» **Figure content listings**
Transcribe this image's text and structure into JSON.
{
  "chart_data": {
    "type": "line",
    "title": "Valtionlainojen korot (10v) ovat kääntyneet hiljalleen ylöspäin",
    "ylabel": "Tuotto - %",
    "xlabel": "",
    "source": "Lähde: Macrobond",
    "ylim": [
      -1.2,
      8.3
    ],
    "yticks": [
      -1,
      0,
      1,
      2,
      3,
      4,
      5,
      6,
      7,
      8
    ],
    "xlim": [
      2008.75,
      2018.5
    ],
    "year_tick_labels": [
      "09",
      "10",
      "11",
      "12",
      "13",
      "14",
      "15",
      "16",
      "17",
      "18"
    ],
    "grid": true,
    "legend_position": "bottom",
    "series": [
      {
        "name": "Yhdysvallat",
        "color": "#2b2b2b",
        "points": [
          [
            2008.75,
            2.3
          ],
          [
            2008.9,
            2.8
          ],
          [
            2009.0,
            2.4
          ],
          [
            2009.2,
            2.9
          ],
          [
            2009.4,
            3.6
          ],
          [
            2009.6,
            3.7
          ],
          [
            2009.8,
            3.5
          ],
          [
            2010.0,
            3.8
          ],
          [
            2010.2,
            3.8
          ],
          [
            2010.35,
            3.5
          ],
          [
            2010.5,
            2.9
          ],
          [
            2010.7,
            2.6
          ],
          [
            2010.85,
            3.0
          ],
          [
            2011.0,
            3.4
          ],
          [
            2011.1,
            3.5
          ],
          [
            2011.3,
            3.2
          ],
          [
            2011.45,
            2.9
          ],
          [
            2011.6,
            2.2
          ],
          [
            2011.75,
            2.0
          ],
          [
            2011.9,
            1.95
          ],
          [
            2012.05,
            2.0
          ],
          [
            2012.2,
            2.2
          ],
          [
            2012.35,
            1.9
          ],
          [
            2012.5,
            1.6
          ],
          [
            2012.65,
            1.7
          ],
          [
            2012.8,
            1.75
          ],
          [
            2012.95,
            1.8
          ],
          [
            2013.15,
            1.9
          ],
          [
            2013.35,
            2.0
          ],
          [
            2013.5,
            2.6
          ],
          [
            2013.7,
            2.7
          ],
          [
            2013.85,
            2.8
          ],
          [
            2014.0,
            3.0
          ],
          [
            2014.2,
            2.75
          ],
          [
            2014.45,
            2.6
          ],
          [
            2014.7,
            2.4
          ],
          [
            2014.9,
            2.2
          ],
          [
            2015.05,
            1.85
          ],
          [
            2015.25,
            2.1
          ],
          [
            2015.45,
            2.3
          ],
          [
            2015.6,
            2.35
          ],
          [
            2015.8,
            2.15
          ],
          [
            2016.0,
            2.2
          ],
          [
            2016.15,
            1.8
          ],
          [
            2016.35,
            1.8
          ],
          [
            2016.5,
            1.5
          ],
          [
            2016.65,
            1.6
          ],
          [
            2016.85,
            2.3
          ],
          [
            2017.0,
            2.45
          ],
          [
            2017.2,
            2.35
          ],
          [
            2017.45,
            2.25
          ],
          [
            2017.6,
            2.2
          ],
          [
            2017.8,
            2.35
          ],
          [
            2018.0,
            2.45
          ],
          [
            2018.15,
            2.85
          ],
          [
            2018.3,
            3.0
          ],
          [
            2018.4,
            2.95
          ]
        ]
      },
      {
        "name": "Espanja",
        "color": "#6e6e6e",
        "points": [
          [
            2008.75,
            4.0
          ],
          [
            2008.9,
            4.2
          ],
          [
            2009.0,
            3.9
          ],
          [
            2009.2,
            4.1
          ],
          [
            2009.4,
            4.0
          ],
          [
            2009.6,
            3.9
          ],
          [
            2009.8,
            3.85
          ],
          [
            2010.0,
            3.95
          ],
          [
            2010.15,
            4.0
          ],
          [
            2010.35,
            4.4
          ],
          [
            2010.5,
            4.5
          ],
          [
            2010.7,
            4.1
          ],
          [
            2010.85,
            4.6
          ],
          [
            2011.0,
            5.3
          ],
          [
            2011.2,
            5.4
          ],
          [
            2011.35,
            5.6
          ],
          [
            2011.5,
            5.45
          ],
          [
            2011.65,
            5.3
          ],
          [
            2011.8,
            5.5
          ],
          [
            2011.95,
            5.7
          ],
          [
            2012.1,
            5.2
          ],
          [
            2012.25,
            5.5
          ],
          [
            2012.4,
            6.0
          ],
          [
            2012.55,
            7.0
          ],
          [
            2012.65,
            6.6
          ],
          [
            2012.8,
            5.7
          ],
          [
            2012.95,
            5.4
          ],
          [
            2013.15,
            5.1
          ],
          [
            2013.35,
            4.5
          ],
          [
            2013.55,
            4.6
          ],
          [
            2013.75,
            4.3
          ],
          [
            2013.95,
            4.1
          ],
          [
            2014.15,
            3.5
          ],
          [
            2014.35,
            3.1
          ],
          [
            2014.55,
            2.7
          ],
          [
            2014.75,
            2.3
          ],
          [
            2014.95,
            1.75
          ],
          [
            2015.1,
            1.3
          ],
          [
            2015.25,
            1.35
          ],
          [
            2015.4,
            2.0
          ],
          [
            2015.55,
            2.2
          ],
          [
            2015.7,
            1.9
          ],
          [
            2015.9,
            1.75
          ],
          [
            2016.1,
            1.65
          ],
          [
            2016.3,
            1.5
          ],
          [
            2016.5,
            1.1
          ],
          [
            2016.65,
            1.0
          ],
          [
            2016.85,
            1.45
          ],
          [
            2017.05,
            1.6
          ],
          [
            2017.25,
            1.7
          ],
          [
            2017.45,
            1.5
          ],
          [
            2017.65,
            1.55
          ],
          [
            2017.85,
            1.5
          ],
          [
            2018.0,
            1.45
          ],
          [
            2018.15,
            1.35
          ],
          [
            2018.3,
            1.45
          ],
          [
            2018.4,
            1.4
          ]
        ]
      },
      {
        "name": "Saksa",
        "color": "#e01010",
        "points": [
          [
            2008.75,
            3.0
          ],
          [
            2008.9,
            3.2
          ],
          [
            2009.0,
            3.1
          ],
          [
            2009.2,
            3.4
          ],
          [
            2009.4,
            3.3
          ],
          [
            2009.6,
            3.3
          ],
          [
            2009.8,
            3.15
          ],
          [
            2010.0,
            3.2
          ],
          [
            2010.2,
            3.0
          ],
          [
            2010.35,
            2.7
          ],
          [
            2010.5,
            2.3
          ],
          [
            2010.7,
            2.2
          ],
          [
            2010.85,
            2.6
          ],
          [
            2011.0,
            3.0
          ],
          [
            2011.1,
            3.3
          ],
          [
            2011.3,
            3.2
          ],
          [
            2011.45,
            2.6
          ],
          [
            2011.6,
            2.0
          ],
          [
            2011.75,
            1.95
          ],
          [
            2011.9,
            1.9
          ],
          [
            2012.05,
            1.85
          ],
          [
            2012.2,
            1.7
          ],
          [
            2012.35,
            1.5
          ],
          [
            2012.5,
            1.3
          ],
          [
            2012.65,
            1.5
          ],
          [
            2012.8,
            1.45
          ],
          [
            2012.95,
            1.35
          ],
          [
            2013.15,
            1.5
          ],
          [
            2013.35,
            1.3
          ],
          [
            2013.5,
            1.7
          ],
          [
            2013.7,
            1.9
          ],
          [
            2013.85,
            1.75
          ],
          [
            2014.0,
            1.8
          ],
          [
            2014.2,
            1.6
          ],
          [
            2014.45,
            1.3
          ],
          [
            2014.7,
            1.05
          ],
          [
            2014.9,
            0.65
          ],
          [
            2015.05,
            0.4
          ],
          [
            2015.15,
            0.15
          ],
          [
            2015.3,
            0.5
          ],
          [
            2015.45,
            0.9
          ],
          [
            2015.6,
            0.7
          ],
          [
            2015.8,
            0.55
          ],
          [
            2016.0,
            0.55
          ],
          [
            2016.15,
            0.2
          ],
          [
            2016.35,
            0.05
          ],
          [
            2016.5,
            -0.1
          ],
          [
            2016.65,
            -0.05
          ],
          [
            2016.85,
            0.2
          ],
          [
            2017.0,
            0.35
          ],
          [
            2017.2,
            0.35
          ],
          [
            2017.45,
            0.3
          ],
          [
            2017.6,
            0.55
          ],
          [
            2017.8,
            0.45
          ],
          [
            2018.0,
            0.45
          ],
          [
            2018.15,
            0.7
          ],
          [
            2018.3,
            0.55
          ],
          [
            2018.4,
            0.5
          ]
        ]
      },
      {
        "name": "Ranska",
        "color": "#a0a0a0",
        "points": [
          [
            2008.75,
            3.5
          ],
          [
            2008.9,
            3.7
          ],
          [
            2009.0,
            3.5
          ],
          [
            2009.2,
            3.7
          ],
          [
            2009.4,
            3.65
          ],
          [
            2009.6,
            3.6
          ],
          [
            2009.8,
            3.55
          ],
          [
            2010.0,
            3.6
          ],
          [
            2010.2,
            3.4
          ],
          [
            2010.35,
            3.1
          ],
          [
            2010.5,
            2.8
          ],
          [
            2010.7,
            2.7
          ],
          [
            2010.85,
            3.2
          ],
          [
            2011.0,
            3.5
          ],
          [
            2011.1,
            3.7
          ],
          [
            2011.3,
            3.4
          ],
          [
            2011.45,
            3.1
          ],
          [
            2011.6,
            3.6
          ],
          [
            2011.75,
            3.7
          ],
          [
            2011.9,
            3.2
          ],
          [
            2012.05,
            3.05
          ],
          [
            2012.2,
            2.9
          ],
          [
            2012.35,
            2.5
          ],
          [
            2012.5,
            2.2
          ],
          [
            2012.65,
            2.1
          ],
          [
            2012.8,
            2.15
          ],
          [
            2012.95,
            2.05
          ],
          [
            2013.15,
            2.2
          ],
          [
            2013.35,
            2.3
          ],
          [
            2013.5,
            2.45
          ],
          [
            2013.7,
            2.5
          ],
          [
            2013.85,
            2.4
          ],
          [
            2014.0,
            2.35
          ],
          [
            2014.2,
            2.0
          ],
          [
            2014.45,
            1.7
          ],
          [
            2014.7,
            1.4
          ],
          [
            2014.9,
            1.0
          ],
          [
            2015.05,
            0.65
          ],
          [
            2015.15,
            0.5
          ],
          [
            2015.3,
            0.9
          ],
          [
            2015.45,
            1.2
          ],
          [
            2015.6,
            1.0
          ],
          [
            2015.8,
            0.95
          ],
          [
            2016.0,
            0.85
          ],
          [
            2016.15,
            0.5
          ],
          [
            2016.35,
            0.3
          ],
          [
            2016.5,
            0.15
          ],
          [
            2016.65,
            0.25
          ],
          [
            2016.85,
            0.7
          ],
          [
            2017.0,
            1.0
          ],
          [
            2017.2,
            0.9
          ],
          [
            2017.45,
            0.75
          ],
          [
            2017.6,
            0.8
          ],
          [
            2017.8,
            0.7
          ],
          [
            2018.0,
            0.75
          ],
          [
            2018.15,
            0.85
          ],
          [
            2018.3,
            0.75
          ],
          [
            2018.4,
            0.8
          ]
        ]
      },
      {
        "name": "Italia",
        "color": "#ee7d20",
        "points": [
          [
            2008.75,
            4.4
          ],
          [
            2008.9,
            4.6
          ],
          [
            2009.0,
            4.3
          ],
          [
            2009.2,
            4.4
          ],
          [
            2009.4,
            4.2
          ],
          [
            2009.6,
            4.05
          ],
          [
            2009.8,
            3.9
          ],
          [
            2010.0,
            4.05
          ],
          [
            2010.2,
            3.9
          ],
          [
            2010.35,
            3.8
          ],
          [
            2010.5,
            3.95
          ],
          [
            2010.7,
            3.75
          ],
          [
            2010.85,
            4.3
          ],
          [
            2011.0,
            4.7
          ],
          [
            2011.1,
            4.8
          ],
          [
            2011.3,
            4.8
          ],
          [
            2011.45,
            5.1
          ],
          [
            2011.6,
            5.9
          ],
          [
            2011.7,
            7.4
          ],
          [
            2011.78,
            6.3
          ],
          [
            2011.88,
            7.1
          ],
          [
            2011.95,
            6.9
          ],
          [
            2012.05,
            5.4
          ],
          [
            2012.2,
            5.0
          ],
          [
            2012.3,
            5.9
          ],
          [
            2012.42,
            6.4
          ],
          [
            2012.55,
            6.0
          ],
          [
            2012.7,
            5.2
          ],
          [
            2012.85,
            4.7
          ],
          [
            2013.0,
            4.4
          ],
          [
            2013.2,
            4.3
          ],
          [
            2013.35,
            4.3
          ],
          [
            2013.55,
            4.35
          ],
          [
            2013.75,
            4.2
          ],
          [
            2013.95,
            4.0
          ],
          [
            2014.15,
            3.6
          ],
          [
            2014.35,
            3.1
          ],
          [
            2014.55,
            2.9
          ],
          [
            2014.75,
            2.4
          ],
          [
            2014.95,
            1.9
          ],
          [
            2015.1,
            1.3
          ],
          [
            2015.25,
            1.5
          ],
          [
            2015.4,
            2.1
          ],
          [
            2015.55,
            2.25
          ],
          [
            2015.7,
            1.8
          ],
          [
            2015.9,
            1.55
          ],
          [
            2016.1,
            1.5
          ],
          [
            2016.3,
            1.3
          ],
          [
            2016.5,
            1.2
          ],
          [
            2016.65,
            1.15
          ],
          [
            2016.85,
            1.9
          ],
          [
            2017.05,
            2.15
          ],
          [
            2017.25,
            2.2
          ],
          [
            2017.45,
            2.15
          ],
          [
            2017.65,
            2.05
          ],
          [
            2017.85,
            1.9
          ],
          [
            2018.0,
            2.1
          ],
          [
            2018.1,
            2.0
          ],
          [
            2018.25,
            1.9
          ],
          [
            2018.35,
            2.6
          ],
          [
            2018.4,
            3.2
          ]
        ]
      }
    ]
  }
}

» **Stated task**
Which lines of the material contain the string "color"? List each of them.

» **Worked solution**
        "color": "#2b2b2b",
        "color": "#6e6e6e",
        "color": "#e01010",
        "color": "#a0a0a0",
        "color": "#ee7d20",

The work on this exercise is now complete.